━━ THE INPUT
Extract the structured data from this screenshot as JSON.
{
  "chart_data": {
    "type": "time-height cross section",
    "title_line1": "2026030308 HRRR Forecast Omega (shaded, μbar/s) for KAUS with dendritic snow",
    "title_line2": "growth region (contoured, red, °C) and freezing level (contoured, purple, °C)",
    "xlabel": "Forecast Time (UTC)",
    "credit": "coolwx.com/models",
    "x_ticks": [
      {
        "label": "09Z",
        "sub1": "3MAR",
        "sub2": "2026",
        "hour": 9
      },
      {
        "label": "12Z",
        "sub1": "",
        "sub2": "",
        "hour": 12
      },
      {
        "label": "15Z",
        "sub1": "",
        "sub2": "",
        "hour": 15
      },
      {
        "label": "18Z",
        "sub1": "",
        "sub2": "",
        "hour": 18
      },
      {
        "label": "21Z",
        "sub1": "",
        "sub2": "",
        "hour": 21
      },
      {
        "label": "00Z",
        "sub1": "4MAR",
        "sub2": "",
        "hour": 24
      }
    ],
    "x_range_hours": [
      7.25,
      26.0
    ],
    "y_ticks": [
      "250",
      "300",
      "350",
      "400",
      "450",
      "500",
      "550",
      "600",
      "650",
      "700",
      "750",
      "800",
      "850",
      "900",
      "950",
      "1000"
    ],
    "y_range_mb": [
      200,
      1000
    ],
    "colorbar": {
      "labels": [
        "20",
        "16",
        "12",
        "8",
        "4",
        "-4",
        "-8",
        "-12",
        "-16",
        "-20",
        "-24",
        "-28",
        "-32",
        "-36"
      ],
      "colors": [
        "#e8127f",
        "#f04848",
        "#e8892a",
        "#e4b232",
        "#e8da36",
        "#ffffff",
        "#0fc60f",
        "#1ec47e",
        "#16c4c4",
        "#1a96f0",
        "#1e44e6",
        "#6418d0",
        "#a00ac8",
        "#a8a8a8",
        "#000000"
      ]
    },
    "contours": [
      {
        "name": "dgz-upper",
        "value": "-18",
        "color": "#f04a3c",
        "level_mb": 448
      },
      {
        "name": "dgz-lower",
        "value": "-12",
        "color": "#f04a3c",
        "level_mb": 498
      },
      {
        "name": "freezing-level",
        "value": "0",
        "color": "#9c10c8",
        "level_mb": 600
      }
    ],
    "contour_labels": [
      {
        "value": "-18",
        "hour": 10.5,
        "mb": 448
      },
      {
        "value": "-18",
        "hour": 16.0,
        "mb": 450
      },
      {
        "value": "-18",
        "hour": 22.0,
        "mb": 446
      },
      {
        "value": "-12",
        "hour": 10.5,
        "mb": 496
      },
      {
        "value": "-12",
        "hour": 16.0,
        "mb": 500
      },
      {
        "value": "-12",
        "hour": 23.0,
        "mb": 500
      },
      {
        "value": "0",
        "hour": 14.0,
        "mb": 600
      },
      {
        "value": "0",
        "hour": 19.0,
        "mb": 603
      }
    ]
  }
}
━━━━
## EXERCISE DIRECTIONS
Write out the entries above once more, without altering anything.

## THE ANSWER
Extract the structured data from this screenshot as JSON.
{
  "chart_data": {
    "type": "time-height cross section",
    "title_line1": "2026030308 HRRR Forecast Omega (shaded, μbar/s) for KAUS with dendritic snow",
    "title_line2": "growth region (contoured, red, °C) and freezing level (contoured, purple, °C)",
    "xlabel": "Forecast Time (UTC)",
    "credit": "coolwx.com/models",
    "x_ticks": [
      {
        "label": "09Z",
        "sub1": "3MAR",
        "sub2": "2026",
        "hour": 9
      },
      {
        "label": "12Z",
        "sub1": "",
        "sub2": "",
        "hour": 12
      },
      {
        "label": "15Z",
        "sub1": "",
        "sub2": "",
        "hour": 15
      },
      {
        "label": "18Z",
        "sub1": "",
        "sub2": "",
        "hour": 18
      },
      {
        "label": "21Z",
        "sub1": "",
        "sub2": "",
        "hour": 21
      },
      {
        "label": "00Z",
        "sub1": "4MAR",
        "sub2": "",
        "hour": 24
      }
    ],
    "x_range_hours": [
      7.25,
      26.0
    ],
    "y_ticks": [
      "250",
      "300",
      "350",
      "400",
      "450",
      "500",
      "550",
      "600",
      "650",
      "700",
      "750",
      "800",
      "850",
      "900",
      "950",
      "1000"
    ],
    "y_range_mb": [
      200,
      1000
    ],
    "colorbar": {
      "labels": [
        "20",
        "16",
        "12",
        "8",
        "4",
        "-4",
        "-8",
        "-12",
        "-16",
        "-20",
        "-24",
        "-28",
        "-32",
        "-36"
      ],
      "colors": [
        "#e8127f",
        "#f04848",
        "#e8892a",
        "#e4b232",
        "#e8da36",
        "#ffffff",
        "#0fc60f",
        "#1ec47e",
        "#16c4c4",
        "#1a96f0",
        "#1e44e6",
        "#6418d0",
        "#a00ac8",
        "#a8a8a8",
        "#000000"
      ]
    },
    "contours": [
      {
        "name": "dgz-upper",
        "value": "-18",
        "color": "#f04a3c",
        "level_mb": 448
      },
      {
        "name": "dgz-lower",
        "value": "-12",
        "color": "#f04a3c",
        "level_mb": 498
      },
      {
        "name": "freezing-level",
        "value": "0",
        "color": "#9c10c8",
        "level_mb": 600
      }
    ],
    "contour_labels": [
      {
        "value": "-18",
        "hour": 10.5,
        "mb": 448
      },
      {
        "value": "-18",
        "hour": 16.0,
        "mb": 450
      },
      {
        "value": "-18",
        "hour": 22.0,
        "mb": 446
      },
      {
        "value": "-12",
        "hour": 10.5,
        "mb": 496
      },
      {
        "value": "-12",
        "hour": 16.0,
        "mb": 500
      },
      {
        "value": "-12",
        "hour": 23.0,
        "mb": 500
      },
      {
        "value": "0",
        "hour": 14.0,
        "mb": 600
      },
      {
        "value": "0",
        "hour": 19.0,
        "mb": 603
      }
    ]
  }
}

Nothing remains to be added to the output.